- Extracted material
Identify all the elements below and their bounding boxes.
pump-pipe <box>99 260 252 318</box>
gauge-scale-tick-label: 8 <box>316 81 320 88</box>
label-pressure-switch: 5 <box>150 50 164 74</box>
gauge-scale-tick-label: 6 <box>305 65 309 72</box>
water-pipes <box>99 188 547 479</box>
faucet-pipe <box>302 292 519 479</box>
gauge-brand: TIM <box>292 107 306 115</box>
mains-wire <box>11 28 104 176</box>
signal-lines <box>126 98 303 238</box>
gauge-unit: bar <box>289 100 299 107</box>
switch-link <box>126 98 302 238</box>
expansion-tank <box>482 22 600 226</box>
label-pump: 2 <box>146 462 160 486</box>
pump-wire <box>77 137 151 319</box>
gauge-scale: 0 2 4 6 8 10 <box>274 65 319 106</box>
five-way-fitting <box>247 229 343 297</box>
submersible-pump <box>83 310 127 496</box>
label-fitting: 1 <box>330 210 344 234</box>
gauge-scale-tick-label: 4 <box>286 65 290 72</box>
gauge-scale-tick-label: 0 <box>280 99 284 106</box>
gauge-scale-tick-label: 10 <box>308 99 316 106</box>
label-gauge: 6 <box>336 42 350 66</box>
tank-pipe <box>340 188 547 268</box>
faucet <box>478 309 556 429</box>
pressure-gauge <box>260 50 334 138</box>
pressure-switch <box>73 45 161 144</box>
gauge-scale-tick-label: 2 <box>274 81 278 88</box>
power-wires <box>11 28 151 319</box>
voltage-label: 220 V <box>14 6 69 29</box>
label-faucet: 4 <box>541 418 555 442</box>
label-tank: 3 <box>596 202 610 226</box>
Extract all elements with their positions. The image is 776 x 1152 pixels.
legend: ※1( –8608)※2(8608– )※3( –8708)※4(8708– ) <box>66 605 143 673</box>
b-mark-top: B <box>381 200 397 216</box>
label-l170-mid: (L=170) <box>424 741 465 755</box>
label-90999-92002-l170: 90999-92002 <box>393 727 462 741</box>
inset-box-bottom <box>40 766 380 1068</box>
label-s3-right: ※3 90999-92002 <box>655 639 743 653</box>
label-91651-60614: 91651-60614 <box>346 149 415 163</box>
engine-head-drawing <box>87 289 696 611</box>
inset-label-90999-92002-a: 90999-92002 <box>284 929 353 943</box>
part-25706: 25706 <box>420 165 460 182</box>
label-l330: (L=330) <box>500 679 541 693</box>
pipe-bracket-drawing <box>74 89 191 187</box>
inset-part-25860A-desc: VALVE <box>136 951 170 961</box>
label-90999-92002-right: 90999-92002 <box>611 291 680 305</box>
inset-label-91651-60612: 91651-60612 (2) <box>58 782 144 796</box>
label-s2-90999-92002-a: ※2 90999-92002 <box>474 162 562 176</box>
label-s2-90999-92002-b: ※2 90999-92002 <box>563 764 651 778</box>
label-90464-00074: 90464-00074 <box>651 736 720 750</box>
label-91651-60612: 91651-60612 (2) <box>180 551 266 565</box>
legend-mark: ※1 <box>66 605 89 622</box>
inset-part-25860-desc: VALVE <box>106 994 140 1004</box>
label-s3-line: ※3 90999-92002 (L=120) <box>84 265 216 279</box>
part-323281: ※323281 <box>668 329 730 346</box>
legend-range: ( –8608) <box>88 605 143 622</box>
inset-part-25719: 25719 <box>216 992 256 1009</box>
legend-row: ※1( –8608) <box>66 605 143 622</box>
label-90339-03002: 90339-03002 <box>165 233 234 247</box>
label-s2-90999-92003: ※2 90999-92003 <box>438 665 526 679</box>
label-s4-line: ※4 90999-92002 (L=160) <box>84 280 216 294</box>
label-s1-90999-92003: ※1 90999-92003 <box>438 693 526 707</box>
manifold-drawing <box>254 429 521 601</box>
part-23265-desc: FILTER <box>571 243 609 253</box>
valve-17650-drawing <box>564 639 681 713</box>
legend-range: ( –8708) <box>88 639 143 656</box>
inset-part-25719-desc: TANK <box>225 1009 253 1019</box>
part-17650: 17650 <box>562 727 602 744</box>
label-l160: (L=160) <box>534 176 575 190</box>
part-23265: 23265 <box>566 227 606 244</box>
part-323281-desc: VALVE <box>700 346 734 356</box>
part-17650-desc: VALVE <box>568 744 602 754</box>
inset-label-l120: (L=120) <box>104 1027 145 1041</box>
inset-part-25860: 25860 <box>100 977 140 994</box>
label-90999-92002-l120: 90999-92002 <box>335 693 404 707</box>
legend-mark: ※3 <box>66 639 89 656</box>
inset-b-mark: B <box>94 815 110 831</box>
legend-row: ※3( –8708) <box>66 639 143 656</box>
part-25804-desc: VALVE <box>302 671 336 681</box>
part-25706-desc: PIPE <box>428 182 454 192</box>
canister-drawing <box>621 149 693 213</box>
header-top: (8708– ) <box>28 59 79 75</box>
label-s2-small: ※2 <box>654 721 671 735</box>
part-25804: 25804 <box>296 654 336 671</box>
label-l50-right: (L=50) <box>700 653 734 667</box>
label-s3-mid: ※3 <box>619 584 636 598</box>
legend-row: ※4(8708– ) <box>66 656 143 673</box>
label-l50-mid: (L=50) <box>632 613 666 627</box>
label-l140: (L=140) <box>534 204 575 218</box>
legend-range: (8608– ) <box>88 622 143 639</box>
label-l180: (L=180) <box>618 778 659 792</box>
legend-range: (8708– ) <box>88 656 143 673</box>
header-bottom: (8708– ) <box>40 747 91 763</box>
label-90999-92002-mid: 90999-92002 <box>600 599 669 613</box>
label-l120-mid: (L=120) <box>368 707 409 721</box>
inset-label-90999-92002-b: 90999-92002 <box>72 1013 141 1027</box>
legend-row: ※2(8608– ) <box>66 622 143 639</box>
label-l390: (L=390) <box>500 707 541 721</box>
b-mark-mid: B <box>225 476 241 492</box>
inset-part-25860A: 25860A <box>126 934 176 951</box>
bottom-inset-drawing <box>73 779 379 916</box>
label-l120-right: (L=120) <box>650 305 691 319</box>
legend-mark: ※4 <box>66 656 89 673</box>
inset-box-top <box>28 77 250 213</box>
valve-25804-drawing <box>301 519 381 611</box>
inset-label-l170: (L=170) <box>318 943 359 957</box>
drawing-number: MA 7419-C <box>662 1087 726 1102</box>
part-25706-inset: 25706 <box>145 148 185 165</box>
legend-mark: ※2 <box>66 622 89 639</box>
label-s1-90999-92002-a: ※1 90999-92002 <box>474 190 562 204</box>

- Task objective
Reproduce every line of the records above verbatim, leaving nothing out.

- Solution to the problem
Identify all the elements below and their bounding boxes.
pump-pipe <box>99 260 252 318</box>
gauge-scale-tick-label: 8 <box>316 81 320 88</box>
label-pressure-switch: 5 <box>150 50 164 74</box>
gauge-scale-tick-label: 6 <box>305 65 309 72</box>
water-pipes <box>99 188 547 479</box>
faucet-pipe <box>302 292 519 479</box>
gauge-brand: TIM <box>292 107 306 115</box>
mains-wire <box>11 28 104 176</box>
signal-lines <box>126 98 303 238</box>
gauge-unit: bar <box>289 100 299 107</box>
switch-link <box>126 98 302 238</box>
expansion-tank <box>482 22 600 226</box>
label-pump: 2 <box>146 462 160 486</box>
pump-wire <box>77 137 151 319</box>
gauge-scale: 0 2 4 6 8 10 <box>274 65 319 106</box>
five-way-fitting <box>247 229 343 297</box>
submersible-pump <box>83 310 127 496</box>
label-fitting: 1 <box>330 210 344 234</box>
gauge-scale-tick-label: 4 <box>286 65 290 72</box>
gauge-scale-tick-label: 0 <box>280 99 284 106</box>
gauge-scale-tick-label: 10 <box>308 99 316 106</box>
label-gauge: 6 <box>336 42 350 66</box>
tank-pipe <box>340 188 547 268</box>
faucet <box>478 309 556 429</box>
pressure-gauge <box>260 50 334 138</box>
pressure-switch <box>73 45 161 144</box>
gauge-scale-tick-label: 2 <box>274 81 278 88</box>
power-wires <box>11 28 151 319</box>
voltage-label: 220 V <box>14 6 69 29</box>
label-faucet: 4 <box>541 418 555 442</box>
label-tank: 3 <box>596 202 610 226</box>
Extract all elements with their positions. The image is 776 x 1152 pixels.
legend: ※1( –8608)※2(8608– )※3( –8708)※4(8708– ) <box>66 605 143 673</box>
b-mark-top: B <box>381 200 397 216</box>
label-l170-mid: (L=170) <box>424 741 465 755</box>
label-90999-92002-l170: 90999-92002 <box>393 727 462 741</box>
inset-box-bottom <box>40 766 380 1068</box>
label-s3-right: ※3 90999-92002 <box>655 639 743 653</box>
label-91651-60614: 91651-60614 <box>346 149 415 163</box>
engine-head-drawing <box>87 289 696 611</box>
inset-label-90999-92002-a: 90999-92002 <box>284 929 353 943</box>
part-25706: 25706 <box>420 165 460 182</box>
label-l330: (L=330) <box>500 679 541 693</box>
pipe-bracket-drawing <box>74 89 191 187</box>
inset-part-25860A-desc: VALVE <box>136 951 170 961</box>
label-90999-92002-right: 90999-92002 <box>611 291 680 305</box>
inset-label-91651-60612: 91651-60612 (2) <box>58 782 144 796</box>
label-s2-90999-92002-a: ※2 90999-92002 <box>474 162 562 176</box>
label-s2-90999-92002-b: ※2 90999-92002 <box>563 764 651 778</box>
label-90464-00074: 90464-00074 <box>651 736 720 750</box>
label-91651-60612: 91651-60612 (2) <box>180 551 266 565</box>
legend-mark: ※1 <box>66 605 89 622</box>
inset-part-25860-desc: VALVE <box>106 994 140 1004</box>
label-s3-line: ※3 90999-92002 (L=120) <box>84 265 216 279</box>
part-323281: ※323281 <box>668 329 730 346</box>
legend-range: ( –8608) <box>88 605 143 622</box>
inset-part-25719: 25719 <box>216 992 256 1009</box>
legend-row: ※1( –8608) <box>66 605 143 622</box>
label-90339-03002: 90339-03002 <box>165 233 234 247</box>
label-s2-90999-92003: ※2 90999-92003 <box>438 665 526 679</box>
label-s4-line: ※4 90999-92002 (L=160) <box>84 280 216 294</box>
label-s1-90999-92003: ※1 90999-92003 <box>438 693 526 707</box>
manifold-drawing <box>254 429 521 601</box>
part-23265-desc: FILTER <box>571 243 609 253</box>
valve-17650-drawing <box>564 639 681 713</box>
legend-range: ( –8708) <box>88 639 143 656</box>
inset-part-25719-desc: TANK <box>225 1009 253 1019</box>
part-17650: 17650 <box>562 727 602 744</box>
label-l160: (L=160) <box>534 176 575 190</box>
part-23265: 23265 <box>566 227 606 244</box>
part-323281-desc: VALVE <box>700 346 734 356</box>
part-17650-desc: VALVE <box>568 744 602 754</box>
inset-label-l120: (L=120) <box>104 1027 145 1041</box>
inset-part-25860: 25860 <box>100 977 140 994</box>
label-90999-92002-l120: 90999-92002 <box>335 693 404 707</box>
legend-mark: ※3 <box>66 639 89 656</box>
inset-b-mark: B <box>94 815 110 831</box>
legend-row: ※3( –8708) <box>66 639 143 656</box>
part-25804-desc: VALVE <box>302 671 336 681</box>
part-25706-desc: PIPE <box>428 182 454 192</box>
canister-drawing <box>621 149 693 213</box>
header-top: (8708– ) <box>28 59 79 75</box>
label-s2-small: ※2 <box>654 721 671 735</box>
part-25804: 25804 <box>296 654 336 671</box>
label-l50-right: (L=50) <box>700 653 734 667</box>
label-s3-mid: ※3 <box>619 584 636 598</box>
legend-row: ※4(8708– ) <box>66 656 143 673</box>
label-l50-mid: (L=50) <box>632 613 666 627</box>
label-l140: (L=140) <box>534 204 575 218</box>
legend-range: (8608– ) <box>88 622 143 639</box>
label-l180: (L=180) <box>618 778 659 792</box>
legend-range: (8708– ) <box>88 656 143 673</box>
header-bottom: (8708– ) <box>40 747 91 763</box>
label-90999-92002-mid: 90999-92002 <box>600 599 669 613</box>
label-l120-mid: (L=120) <box>368 707 409 721</box>
inset-label-90999-92002-b: 90999-92002 <box>72 1013 141 1027</box>
legend-row: ※2(8608– ) <box>66 622 143 639</box>
label-l390: (L=390) <box>500 707 541 721</box>
b-mark-mid: B <box>225 476 241 492</box>
inset-part-25860A: 25860A <box>126 934 176 951</box>
bottom-inset-drawing <box>73 779 379 916</box>
label-l120-right: (L=120) <box>650 305 691 319</box>
legend-mark: ※4 <box>66 656 89 673</box>
inset-box-top <box>28 77 250 213</box>
valve-25804-drawing <box>301 519 381 611</box>
inset-label-l170: (L=170) <box>318 943 359 957</box>
drawing-number: MA 7419-C <box>662 1087 726 1102</box>
part-25706-inset: 25706 <box>145 148 185 165</box>
legend-mark: ※2 <box>66 622 89 639</box>
label-s1-90999-92002-a: ※1 90999-92002 <box>474 190 562 204</box>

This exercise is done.